### EXERCISE BRIEF
Every line of the material that follows must be printed again exactly.
───── DATA PROVIDED ─────
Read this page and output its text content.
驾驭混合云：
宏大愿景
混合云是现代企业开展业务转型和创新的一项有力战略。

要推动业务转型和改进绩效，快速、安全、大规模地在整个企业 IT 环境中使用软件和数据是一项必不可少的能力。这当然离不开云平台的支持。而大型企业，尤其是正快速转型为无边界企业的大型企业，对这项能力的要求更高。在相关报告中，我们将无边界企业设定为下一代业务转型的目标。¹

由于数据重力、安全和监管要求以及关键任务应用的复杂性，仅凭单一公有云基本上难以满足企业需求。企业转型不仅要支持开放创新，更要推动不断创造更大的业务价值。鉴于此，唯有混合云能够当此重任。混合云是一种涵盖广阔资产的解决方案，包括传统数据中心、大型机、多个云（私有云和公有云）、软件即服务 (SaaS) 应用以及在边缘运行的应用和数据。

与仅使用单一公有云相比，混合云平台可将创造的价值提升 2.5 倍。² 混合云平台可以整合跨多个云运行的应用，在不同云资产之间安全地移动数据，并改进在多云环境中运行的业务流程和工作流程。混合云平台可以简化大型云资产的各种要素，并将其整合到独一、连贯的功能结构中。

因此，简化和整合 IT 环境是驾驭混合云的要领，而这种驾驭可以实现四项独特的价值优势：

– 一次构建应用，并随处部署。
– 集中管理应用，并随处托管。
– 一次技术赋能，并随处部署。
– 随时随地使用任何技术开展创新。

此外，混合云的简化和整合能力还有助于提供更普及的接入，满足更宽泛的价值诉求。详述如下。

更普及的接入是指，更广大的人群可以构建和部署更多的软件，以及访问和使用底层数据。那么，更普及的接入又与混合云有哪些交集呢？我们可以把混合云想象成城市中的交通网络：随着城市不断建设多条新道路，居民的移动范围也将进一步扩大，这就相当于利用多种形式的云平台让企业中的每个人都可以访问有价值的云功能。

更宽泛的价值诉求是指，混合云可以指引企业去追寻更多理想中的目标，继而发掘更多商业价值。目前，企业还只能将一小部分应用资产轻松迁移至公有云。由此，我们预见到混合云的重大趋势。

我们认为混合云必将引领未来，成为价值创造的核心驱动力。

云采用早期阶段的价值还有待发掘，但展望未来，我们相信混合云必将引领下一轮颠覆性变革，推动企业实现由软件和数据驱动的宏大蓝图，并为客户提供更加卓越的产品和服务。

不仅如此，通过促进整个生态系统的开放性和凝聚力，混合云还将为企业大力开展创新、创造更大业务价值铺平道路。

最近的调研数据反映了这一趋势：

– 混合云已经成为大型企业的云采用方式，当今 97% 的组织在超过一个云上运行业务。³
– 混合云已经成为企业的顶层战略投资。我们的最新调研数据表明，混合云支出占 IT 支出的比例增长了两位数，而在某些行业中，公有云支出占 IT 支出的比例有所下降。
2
─────
### TASK RESPONSE
Read this page and output its text content.
驾驭混合云：
宏大愿景
混合云是现代企业开展业务转型和创新的一项有力战略。

要推动业务转型和改进绩效，快速、安全、大规模地在整个企业 IT 环境中使用软件和数据是一项必不可少的能力。这当然离不开云平台的支持。而大型企业，尤其是正快速转型为无边界企业的大型企业，对这项能力的要求更高。在相关报告中，我们将无边界企业设定为下一代业务转型的目标。¹

由于数据重力、安全和监管要求以及关键任务应用的复杂性，仅凭单一公有云基本上难以满足企业需求。企业转型不仅要支持开放创新，更要推动不断创造更大的业务价值。鉴于此，唯有混合云能够当此重任。混合云是一种涵盖广阔资产的解决方案，包括传统数据中心、大型机、多个云（私有云和公有云）、软件即服务 (SaaS) 应用以及在边缘运行的应用和数据。

与仅使用单一公有云相比，混合云平台可将创造的价值提升 2.5 倍。² 混合云平台可以整合跨多个云运行的应用，在不同云资产之间安全地移动数据，并改进在多云环境中运行的业务流程和工作流程。混合云平台可以简化大型云资产的各种要素，并将其整合到独一、连贯的功能结构中。

因此，简化和整合 IT 环境是驾驭混合云的要领，而这种驾驭可以实现四项独特的价值优势：

– 一次构建应用，并随处部署。
– 集中管理应用，并随处托管。
– 一次技术赋能，并随处部署。
– 随时随地使用任何技术开展创新。

此外，混合云的简化和整合能力还有助于提供更普及的接入，满足更宽泛的价值诉求。详述如下。

更普及的接入是指，更广大的人群可以构建和部署更多的软件，以及访问和使用底层数据。那么，更普及的接入又与混合云有哪些交集呢？我们可以把混合云想象成城市中的交通网络：随着城市不断建设多条新道路，居民的移动范围也将进一步扩大，这就相当于利用多种形式的云平台让企业中的每个人都可以访问有价值的云功能。

更宽泛的价值诉求是指，混合云可以指引企业去追寻更多理想中的目标，继而发掘更多商业价值。目前，企业还只能将一小部分应用资产轻松迁移至公有云。由此，我们预见到混合云的重大趋势。

我们认为混合云必将引领未来，成为价值创造的核心驱动力。

云采用早期阶段的价值还有待发掘，但展望未来，我们相信混合云必将引领下一轮颠覆性变革，推动企业实现由软件和数据驱动的宏大蓝图，并为客户提供更加卓越的产品和服务。

不仅如此，通过促进整个生态系统的开放性和凝聚力，混合云还将为企业大力开展创新、创造更大业务价值铺平道路。

最近的调研数据反映了这一趋势：

– 混合云已经成为大型企业的云采用方式，当今 97% 的组织在超过一个云上运行业务。³
– 混合云已经成为企业的顶层战略投资。我们的最新调研数据表明，混合云支出占 IT 支出的比例增长了两位数，而在某些行业中，公有云支出占 IT 支出的比例有所下降。
2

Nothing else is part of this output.